SOURCE RECORDS –
## Begin

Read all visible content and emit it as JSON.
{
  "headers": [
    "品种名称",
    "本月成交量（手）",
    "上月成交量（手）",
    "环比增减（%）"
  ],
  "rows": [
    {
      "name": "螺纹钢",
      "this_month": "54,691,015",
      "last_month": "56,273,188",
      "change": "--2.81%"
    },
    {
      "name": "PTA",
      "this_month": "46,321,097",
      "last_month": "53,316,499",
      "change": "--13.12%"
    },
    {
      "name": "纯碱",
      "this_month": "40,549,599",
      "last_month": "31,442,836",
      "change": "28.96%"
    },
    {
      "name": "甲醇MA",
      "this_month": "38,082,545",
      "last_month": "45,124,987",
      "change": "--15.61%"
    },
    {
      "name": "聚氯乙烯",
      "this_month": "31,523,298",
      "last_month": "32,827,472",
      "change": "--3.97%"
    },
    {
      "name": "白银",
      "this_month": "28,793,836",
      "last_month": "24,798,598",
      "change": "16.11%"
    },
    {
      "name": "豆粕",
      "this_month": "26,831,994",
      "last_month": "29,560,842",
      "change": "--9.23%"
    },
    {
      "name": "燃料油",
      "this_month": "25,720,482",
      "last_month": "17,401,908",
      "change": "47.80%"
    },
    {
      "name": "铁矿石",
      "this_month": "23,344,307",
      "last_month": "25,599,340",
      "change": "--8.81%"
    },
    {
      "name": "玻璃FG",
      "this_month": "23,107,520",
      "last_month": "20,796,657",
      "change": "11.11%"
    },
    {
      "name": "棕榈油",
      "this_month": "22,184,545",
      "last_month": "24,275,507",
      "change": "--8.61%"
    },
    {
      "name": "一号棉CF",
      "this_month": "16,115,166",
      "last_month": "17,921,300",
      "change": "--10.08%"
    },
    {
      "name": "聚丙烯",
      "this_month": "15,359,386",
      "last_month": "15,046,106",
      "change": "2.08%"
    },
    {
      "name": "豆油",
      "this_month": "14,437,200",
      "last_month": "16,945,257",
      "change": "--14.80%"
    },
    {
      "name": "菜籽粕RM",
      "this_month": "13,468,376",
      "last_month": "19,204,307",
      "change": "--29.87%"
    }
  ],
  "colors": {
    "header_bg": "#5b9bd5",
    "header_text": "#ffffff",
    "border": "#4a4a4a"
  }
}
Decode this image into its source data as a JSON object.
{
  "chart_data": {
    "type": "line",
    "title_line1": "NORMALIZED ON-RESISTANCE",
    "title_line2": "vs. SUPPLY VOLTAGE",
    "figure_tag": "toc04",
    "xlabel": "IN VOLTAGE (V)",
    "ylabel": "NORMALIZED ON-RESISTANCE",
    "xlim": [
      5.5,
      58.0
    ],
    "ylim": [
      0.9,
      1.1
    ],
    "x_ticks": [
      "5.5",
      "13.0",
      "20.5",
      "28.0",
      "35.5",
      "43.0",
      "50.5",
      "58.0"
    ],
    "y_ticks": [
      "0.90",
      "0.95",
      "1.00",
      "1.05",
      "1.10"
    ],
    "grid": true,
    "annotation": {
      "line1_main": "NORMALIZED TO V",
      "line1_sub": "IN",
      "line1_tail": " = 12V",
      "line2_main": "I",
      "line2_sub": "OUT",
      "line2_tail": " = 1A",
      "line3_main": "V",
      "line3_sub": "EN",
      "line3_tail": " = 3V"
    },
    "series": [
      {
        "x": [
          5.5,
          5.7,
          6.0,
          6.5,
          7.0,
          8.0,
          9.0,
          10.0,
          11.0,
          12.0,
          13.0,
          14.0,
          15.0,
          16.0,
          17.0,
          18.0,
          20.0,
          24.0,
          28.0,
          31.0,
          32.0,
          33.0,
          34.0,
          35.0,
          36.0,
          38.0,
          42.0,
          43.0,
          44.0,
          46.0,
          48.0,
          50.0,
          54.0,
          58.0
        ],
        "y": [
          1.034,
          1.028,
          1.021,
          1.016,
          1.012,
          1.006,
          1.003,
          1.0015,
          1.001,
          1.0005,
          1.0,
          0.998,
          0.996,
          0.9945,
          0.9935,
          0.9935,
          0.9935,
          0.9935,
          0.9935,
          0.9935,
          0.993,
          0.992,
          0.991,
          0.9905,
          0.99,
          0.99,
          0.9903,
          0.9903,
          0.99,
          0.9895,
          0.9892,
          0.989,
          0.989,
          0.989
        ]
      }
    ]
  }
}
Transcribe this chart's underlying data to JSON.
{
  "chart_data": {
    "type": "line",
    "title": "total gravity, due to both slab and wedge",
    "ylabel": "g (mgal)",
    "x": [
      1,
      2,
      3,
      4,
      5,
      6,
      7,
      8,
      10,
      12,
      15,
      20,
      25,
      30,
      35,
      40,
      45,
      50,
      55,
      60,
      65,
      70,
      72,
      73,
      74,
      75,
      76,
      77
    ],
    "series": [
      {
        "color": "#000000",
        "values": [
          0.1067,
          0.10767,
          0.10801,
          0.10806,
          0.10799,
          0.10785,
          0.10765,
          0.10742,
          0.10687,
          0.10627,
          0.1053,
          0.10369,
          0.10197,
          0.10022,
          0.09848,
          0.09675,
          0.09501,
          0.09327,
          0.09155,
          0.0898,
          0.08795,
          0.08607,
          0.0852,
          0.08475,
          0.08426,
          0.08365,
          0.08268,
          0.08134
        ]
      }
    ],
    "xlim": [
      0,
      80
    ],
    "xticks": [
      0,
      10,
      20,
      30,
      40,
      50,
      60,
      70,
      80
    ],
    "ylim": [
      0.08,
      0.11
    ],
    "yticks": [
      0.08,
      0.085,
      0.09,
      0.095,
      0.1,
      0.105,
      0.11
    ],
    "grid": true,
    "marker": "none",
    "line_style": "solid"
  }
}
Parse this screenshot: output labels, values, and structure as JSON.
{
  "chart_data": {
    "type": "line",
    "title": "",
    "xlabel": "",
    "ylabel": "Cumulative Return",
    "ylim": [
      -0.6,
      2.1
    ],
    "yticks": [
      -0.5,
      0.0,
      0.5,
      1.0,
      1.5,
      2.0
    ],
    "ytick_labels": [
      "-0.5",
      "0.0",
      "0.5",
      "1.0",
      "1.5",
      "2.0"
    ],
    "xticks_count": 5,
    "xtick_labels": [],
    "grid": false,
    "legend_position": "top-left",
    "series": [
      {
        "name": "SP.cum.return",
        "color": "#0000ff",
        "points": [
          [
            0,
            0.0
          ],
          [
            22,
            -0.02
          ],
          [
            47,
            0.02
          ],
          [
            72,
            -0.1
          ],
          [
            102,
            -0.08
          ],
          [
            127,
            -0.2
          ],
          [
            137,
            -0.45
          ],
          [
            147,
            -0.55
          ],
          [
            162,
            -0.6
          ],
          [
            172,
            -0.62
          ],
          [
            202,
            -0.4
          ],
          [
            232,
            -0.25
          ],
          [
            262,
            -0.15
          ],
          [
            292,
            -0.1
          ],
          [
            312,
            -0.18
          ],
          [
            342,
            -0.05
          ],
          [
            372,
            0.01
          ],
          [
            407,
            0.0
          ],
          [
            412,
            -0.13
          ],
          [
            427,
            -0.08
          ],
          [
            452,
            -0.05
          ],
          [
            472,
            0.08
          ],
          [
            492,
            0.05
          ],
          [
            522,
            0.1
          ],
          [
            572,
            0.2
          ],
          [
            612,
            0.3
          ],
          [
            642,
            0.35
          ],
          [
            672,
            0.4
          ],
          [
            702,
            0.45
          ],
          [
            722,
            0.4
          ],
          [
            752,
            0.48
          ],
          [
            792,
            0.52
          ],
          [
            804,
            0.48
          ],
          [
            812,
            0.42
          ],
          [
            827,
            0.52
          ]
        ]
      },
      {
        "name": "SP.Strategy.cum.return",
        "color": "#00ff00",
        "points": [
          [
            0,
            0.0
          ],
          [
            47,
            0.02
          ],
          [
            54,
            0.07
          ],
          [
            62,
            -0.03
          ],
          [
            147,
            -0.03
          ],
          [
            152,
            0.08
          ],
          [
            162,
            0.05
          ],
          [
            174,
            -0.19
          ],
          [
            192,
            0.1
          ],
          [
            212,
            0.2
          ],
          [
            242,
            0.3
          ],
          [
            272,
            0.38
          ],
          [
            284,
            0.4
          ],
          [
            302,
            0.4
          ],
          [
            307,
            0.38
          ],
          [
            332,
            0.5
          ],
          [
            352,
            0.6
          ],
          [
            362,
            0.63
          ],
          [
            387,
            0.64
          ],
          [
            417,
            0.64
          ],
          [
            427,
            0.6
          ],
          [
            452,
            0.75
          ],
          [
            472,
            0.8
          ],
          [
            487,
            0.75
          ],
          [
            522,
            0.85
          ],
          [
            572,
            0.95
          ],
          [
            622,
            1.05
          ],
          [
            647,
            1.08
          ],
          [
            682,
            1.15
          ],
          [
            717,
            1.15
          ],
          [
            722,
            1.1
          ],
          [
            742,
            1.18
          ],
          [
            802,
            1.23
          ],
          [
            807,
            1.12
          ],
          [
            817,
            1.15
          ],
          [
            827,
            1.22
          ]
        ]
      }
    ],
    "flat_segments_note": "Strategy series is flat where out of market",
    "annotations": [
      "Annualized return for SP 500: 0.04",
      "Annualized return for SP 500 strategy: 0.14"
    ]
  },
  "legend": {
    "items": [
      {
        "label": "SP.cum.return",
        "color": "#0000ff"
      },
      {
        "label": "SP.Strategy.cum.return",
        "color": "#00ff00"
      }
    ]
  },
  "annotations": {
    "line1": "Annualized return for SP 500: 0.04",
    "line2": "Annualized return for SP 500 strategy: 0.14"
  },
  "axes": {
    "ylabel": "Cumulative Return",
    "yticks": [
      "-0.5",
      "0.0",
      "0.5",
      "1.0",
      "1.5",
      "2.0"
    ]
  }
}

## End

GOAL – Using the material above, report each line where "values" occurs.

COMPLETE ANSWER –
        "values": [
Parse this screenshot: output labels, values, and structure as JSON.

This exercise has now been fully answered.